Dataset excerpt:
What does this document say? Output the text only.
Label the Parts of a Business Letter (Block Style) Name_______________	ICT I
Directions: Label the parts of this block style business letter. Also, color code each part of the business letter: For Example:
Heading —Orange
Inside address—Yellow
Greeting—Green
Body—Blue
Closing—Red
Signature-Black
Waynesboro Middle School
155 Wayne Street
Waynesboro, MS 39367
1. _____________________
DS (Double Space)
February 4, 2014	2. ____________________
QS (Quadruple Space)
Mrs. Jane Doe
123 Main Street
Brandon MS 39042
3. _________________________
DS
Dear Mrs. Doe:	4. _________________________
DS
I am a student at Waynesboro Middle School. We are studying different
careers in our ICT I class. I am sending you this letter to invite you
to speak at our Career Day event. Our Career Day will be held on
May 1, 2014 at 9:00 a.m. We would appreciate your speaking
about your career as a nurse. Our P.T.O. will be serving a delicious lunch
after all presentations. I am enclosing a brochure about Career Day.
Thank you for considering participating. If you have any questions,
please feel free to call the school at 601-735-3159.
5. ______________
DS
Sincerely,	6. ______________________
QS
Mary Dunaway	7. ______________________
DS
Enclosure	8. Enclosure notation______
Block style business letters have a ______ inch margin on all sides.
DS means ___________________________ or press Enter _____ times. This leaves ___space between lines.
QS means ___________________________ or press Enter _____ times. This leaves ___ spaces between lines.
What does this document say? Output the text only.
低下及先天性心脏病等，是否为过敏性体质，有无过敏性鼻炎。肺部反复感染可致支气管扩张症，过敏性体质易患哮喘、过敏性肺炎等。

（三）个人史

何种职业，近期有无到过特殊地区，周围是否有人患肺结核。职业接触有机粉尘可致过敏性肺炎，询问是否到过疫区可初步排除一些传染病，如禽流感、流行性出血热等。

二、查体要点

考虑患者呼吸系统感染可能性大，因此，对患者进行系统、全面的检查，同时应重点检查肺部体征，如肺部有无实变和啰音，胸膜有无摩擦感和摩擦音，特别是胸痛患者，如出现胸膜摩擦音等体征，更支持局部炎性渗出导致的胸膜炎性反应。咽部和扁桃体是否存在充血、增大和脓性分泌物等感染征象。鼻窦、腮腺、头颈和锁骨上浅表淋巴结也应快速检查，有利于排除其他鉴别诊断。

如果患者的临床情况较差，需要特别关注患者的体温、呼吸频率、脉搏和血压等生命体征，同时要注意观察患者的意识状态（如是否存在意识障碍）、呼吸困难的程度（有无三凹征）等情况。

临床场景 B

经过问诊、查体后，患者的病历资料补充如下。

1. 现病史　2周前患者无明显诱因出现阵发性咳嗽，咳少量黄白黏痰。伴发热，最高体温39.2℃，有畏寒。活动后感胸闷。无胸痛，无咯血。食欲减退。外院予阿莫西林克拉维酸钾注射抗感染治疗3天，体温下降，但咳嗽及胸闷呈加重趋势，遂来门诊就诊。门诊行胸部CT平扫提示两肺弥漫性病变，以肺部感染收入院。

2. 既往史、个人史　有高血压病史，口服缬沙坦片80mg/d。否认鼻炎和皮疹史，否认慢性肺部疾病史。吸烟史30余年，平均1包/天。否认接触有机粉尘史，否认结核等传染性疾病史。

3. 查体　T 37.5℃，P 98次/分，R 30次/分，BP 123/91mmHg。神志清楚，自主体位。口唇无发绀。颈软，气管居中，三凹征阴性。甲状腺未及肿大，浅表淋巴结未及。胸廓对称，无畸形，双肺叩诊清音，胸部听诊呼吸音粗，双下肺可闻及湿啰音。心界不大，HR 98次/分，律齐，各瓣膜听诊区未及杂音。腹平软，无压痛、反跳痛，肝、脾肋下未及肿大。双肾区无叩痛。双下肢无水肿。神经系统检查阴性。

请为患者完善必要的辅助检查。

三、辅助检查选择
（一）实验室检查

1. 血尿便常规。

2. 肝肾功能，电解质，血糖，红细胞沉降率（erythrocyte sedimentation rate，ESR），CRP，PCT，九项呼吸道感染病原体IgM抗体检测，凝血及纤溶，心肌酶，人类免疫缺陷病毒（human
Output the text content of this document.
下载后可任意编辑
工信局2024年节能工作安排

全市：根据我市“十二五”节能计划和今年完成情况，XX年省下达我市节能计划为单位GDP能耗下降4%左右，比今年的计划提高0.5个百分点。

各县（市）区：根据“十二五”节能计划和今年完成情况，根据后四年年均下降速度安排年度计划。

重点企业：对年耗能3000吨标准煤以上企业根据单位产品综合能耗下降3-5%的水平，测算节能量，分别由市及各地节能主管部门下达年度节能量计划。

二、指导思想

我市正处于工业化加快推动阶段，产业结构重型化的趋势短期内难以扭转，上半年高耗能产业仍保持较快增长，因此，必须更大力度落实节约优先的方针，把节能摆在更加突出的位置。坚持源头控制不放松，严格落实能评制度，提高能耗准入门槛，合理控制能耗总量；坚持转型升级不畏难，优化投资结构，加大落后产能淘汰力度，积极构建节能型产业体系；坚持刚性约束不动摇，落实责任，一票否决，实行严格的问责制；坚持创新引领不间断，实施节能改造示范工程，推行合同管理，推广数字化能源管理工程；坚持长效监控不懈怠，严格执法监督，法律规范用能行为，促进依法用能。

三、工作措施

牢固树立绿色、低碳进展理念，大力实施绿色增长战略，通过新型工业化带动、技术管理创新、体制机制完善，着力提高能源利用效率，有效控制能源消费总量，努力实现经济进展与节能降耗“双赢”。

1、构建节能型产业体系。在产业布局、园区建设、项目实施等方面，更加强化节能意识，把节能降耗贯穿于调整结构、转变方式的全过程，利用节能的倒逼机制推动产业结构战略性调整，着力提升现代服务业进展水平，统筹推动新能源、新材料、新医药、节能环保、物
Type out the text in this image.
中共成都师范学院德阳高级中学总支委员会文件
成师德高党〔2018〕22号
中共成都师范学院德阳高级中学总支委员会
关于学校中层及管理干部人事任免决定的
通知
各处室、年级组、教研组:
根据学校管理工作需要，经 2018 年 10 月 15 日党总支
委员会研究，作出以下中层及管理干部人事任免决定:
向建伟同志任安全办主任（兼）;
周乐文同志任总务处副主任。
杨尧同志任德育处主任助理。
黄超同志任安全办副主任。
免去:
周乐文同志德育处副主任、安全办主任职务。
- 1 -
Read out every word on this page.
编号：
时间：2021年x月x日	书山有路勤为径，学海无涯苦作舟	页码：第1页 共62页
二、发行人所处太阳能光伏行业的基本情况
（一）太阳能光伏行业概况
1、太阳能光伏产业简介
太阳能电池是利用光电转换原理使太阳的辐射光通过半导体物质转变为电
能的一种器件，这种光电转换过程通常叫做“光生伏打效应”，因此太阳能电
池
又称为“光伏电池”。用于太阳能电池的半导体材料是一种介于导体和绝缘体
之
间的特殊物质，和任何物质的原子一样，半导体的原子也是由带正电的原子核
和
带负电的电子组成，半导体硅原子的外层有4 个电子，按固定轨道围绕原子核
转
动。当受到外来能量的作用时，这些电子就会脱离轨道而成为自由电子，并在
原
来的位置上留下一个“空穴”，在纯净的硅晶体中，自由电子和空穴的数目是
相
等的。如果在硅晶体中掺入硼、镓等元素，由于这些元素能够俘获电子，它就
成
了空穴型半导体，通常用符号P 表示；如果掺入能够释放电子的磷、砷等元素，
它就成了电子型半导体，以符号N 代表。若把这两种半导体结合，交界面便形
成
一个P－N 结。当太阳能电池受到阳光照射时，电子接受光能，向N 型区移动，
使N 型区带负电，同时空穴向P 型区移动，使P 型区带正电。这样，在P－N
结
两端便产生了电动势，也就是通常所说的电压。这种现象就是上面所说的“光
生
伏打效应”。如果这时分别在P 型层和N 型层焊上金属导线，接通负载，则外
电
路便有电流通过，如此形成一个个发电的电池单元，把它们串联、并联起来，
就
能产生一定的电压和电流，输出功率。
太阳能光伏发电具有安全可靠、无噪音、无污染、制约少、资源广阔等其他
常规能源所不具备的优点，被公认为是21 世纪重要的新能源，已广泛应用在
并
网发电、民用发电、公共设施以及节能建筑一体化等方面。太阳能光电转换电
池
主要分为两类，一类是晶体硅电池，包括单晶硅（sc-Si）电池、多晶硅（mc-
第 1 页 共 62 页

> Aim of the exercise: Scan the records above, count the lines with "text" in them, and give only the number.

> Answer: 4